_WORK TO DO_
Carry none of the pictures over; write out the complete data exactly.
_ _ _ _ _
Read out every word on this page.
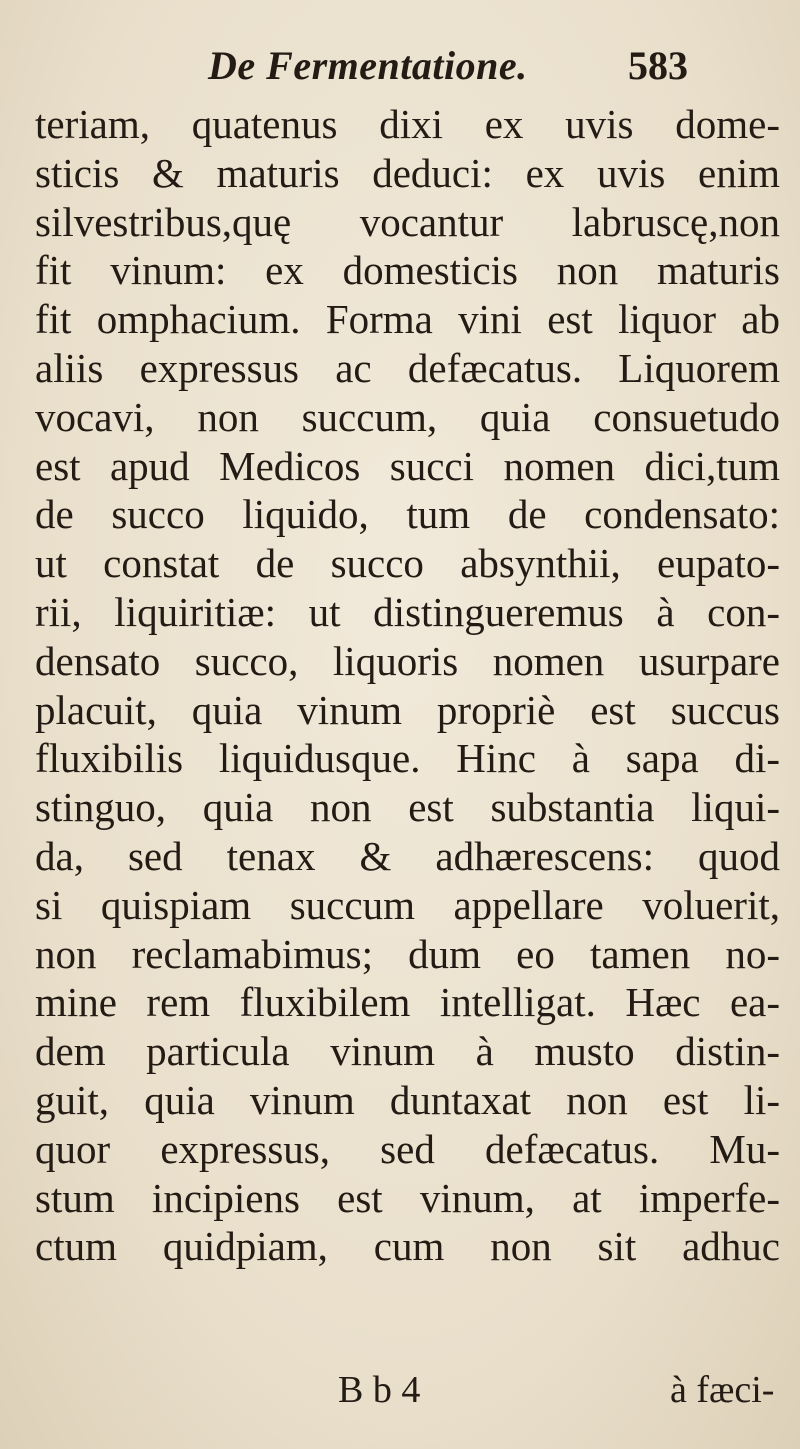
De Fermentatione.	583
teriam, quatenus dixi ex uvis dome-
sticis & maturis deduci: ex uvis enim
silvestribus,quę vocantur labruscę,non
fit vinum: ex domesticis non maturis
fit omphacium. Forma vini est liquor ab
aliis expressus ac defæcatus. Liquorem
vocavi, non succum, quia consuetudo
est apud Medicos succi nomen dici,tum
de succo liquido, tum de condensato:
ut constat de succo absynthii, eupato-
rii, liquiritiæ: ut distingueremus à con-
densato succo, liquoris nomen usurpare
placuit, quia vinum propriè est succus
fluxibilis liquidusque. Hinc à sapa di-
stinguo, quia non est substantia liqui-
da, sed tenax & adhærescens: quod
si quispiam succum appellare voluerit,
non reclamabimus; dum eo tamen no-
mine rem fluxibilem intelligat. Hæc ea-
dem particula vinum à musto distin-
guit, quia vinum duntaxat non est li-
quor expressus, sed defæcatus. Mu-
stum incipiens est vinum, at imperfe-
ctum quidpiam, cum non sit adhuc
B b 4	à fæci-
_ _ _ _ _
_COMPLETED TASK_
Read out every word on this page.
De Fermentatione.	583
teriam, quatenus dixi ex uvis dome-
sticis & maturis deduci: ex uvis enim
silvestribus,quę vocantur labruscę,non
fit vinum: ex domesticis non maturis
fit omphacium. Forma vini est liquor ab
aliis expressus ac defæcatus. Liquorem
vocavi, non succum, quia consuetudo
est apud Medicos succi nomen dici,tum
de succo liquido, tum de condensato:
ut constat de succo absynthii, eupato-
rii, liquiritiæ: ut distingueremus à con-
densato succo, liquoris nomen usurpare
placuit, quia vinum propriè est succus
fluxibilis liquidusque. Hinc à sapa di-
stinguo, quia non est substantia liqui-
da, sed tenax & adhærescens: quod
si quispiam succum appellare voluerit,
non reclamabimus; dum eo tamen no-
mine rem fluxibilem intelligat. Hæc ea-
dem particula vinum à musto distin-
guit, quia vinum duntaxat non est li-
quor expressus, sed defæcatus. Mu-
stum incipiens est vinum, at imperfe-
ctum quidpiam, cum non sit adhuc
B b 4	à fæci-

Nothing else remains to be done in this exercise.